[START Stored data]
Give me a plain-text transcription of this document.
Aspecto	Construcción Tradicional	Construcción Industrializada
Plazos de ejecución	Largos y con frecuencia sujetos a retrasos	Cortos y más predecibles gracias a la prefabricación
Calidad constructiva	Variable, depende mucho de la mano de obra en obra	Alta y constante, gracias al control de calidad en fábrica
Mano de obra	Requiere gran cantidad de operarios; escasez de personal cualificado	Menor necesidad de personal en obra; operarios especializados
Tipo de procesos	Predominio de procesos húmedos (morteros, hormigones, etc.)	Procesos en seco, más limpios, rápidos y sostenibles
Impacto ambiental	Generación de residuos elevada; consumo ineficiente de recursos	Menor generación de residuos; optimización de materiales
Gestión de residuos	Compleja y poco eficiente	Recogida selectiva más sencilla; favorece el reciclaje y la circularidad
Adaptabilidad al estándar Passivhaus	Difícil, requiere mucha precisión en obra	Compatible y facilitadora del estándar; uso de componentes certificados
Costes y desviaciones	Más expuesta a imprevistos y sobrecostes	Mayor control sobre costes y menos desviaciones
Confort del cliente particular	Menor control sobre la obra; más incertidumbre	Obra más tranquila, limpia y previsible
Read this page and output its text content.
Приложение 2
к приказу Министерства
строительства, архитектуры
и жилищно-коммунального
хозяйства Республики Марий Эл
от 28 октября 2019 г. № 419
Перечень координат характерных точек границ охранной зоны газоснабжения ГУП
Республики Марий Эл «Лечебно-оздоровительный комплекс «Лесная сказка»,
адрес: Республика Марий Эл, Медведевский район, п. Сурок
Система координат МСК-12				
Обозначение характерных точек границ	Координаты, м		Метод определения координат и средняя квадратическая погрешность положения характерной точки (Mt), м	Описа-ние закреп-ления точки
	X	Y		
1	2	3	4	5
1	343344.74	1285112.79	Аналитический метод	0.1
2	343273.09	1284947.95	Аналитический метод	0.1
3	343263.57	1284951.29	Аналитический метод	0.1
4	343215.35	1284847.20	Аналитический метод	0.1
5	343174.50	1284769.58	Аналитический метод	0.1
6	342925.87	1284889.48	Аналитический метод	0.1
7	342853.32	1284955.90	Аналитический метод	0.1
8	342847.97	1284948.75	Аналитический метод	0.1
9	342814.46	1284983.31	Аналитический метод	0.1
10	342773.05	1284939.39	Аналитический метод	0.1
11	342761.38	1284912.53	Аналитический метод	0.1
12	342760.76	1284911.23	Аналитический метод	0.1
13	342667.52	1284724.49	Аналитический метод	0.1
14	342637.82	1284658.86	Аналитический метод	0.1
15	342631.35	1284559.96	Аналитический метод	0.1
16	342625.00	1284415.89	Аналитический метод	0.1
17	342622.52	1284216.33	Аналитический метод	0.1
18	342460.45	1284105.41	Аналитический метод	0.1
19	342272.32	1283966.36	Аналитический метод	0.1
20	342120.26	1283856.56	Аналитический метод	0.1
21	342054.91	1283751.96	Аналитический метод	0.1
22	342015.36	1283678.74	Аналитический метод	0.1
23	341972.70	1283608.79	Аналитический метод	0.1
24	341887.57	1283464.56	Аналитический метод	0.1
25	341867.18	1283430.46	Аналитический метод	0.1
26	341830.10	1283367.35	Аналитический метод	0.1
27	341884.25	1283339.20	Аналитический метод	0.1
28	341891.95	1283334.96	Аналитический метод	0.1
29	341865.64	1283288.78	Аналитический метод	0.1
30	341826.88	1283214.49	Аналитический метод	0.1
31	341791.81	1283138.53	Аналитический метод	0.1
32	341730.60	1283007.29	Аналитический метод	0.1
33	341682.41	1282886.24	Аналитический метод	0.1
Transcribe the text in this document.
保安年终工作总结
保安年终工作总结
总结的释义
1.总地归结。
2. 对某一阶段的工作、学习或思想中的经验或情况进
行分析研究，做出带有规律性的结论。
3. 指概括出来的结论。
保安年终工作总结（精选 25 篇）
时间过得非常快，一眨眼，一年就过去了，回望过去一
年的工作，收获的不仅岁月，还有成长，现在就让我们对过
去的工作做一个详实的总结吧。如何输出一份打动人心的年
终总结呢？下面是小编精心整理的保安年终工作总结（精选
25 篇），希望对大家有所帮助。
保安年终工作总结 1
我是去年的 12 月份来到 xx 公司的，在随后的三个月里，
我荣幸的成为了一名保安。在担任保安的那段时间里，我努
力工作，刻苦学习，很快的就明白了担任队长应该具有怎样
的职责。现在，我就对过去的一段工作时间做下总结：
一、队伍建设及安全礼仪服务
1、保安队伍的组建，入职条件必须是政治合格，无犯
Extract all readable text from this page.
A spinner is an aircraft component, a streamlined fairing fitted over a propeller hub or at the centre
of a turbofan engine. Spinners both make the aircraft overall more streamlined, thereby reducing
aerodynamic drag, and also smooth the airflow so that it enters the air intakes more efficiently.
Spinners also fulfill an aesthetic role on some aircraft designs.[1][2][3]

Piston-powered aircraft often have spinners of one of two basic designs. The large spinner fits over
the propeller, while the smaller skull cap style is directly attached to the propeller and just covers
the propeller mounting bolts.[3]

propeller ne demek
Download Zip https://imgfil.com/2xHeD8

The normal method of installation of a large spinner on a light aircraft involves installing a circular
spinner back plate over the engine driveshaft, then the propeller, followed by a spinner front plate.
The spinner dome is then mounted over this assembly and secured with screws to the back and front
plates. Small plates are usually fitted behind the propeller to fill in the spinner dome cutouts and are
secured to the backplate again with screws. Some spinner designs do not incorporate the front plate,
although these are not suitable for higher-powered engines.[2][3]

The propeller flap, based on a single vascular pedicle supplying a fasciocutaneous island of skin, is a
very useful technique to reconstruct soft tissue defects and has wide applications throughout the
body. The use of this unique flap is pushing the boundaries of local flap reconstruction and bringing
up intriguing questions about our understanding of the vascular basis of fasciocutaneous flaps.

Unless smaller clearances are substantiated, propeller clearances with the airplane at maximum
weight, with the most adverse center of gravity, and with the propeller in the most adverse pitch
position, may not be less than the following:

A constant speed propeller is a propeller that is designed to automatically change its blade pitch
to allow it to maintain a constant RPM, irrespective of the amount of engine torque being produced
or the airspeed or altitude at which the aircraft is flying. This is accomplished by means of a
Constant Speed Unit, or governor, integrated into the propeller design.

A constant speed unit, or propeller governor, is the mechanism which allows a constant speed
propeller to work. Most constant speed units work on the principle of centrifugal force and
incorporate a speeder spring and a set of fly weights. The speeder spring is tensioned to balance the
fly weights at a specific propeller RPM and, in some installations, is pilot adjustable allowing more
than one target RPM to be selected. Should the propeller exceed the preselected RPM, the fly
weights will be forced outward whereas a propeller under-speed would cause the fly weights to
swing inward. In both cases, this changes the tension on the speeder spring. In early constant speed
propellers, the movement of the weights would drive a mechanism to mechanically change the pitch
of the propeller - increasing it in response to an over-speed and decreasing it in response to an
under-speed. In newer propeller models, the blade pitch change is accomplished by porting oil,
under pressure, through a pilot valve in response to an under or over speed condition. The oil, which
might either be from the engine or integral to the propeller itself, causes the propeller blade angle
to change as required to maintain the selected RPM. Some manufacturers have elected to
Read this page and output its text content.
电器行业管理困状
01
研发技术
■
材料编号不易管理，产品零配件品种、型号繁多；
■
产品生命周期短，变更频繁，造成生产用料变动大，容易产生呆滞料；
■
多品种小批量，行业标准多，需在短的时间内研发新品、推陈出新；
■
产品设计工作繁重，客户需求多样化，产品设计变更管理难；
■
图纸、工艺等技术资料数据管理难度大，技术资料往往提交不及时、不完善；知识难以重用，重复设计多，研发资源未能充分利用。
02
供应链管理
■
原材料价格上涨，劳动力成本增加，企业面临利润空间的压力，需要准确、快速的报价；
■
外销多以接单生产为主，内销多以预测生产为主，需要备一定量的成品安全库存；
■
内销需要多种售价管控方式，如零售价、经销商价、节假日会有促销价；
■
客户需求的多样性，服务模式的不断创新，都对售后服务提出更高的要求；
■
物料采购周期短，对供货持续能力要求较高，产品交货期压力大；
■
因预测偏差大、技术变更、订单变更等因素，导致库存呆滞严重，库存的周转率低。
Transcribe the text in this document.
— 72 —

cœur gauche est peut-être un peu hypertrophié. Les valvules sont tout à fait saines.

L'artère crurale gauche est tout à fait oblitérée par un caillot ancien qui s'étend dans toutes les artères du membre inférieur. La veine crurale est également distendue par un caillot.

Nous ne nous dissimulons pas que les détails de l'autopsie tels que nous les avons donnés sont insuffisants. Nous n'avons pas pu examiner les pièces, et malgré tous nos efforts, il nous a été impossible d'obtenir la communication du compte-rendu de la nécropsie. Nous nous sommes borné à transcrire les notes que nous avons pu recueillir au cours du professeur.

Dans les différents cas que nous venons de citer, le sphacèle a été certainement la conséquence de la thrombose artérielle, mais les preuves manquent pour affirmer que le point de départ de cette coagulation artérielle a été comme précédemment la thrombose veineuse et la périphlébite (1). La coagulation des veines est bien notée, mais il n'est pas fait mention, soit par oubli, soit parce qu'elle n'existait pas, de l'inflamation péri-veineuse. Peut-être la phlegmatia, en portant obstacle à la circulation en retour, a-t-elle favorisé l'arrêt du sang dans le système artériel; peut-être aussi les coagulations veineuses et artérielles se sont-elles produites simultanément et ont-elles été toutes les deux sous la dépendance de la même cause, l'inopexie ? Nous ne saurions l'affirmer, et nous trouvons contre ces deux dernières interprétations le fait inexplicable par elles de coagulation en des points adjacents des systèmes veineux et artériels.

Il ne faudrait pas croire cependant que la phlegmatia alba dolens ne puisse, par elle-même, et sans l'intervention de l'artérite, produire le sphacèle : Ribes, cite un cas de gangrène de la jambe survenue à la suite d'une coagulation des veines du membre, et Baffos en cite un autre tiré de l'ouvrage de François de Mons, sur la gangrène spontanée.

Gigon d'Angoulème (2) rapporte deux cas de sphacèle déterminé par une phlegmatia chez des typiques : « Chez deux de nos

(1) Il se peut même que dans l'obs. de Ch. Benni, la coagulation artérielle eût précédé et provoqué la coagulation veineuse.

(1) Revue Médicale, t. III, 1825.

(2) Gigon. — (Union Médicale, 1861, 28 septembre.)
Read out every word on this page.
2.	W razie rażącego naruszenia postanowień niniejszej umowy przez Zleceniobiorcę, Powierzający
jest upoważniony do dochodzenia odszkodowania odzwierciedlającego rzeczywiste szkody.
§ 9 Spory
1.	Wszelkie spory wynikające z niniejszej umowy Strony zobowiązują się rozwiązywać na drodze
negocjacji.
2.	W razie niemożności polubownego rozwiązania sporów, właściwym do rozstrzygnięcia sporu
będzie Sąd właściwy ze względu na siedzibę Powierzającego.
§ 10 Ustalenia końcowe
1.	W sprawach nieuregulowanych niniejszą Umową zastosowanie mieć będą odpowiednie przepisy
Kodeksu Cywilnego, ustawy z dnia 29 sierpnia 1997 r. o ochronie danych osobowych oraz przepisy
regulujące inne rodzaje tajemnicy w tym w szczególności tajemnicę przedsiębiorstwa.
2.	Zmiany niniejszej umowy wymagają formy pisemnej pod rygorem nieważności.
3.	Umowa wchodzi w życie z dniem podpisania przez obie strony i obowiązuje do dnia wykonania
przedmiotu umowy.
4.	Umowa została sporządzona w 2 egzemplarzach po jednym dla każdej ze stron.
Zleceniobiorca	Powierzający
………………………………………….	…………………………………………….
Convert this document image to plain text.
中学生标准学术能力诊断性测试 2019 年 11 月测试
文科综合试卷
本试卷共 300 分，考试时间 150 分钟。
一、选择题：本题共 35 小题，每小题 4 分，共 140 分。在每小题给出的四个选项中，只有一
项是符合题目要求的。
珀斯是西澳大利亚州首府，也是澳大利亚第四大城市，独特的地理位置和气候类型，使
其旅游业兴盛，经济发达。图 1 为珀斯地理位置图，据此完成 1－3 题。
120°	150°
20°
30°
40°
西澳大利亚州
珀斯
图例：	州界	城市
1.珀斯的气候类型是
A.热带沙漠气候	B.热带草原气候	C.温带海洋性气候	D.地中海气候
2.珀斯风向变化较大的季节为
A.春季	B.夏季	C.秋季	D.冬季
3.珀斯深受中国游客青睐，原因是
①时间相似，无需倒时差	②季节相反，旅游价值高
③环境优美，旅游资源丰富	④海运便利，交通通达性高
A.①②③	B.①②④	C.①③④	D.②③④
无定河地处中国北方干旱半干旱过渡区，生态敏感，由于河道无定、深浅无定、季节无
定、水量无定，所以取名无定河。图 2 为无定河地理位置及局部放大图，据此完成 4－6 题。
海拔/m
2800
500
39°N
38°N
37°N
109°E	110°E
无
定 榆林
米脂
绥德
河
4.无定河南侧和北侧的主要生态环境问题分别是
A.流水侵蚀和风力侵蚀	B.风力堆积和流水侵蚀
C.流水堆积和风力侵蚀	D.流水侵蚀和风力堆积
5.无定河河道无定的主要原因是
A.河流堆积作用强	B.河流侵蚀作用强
[END Stored data]
> _Your goal_
For each line above that contains the word "Powierzający", copy that line.

> _Completed exercise_
2.	W razie rażącego naruszenia postanowień niniejszej umowy przez Zleceniobiorcę, Powierzający
Zleceniobiorca	Powierzający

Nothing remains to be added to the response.